● GIVEN EXERCISE
Gather each line containing the string "Darmkur" from these entries.

● EXERCISE MATERIALS
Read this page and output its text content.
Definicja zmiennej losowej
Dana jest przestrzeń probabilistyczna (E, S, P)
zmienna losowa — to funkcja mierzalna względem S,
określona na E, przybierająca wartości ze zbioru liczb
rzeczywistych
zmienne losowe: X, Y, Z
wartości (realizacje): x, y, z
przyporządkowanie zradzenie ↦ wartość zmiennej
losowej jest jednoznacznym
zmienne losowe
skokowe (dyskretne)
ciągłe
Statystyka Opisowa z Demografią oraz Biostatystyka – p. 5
...
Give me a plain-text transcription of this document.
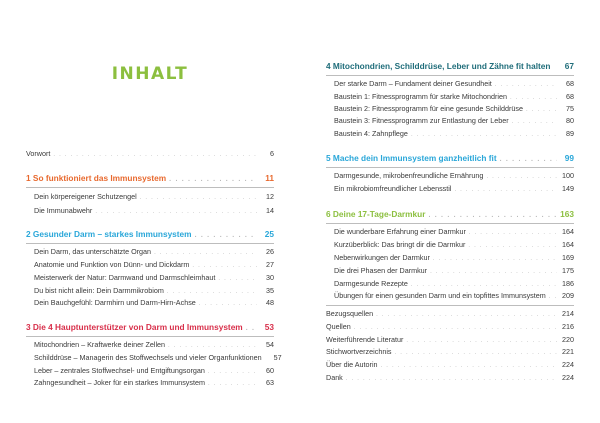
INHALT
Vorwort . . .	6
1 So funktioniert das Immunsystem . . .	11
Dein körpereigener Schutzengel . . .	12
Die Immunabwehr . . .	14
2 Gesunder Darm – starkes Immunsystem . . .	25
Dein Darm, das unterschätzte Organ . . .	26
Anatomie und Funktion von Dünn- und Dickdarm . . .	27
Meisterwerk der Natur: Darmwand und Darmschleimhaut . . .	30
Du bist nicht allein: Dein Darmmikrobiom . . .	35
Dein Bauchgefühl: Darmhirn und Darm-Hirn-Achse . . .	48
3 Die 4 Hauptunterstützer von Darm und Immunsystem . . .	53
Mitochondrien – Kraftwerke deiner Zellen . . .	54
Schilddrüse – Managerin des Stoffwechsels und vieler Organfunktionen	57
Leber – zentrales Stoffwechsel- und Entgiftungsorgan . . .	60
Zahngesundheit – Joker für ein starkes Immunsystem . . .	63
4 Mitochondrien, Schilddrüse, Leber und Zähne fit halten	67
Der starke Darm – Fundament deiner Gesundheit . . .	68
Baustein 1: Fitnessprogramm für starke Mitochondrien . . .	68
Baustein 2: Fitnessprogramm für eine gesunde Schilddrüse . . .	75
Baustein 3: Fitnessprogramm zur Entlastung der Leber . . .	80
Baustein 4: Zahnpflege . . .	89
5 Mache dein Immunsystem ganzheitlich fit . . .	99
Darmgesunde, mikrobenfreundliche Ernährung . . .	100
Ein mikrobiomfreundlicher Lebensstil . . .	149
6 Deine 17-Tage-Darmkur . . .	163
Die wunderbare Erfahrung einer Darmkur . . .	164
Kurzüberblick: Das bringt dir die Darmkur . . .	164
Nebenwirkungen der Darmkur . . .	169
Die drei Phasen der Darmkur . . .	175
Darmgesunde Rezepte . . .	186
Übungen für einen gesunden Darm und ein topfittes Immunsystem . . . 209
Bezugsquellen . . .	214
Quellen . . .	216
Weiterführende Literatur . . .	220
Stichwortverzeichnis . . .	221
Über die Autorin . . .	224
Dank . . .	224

● OUTPUT FOR THIS EXERCISE
6 Deine 17-Tage-Darmkur . . .	163
Die wunderbare Erfahrung einer Darmkur . . .	164
Kurzüberblick: Das bringt dir die Darmkur . . .	164
Nebenwirkungen der Darmkur . . .	169
Die drei Phasen der Darmkur . . .	175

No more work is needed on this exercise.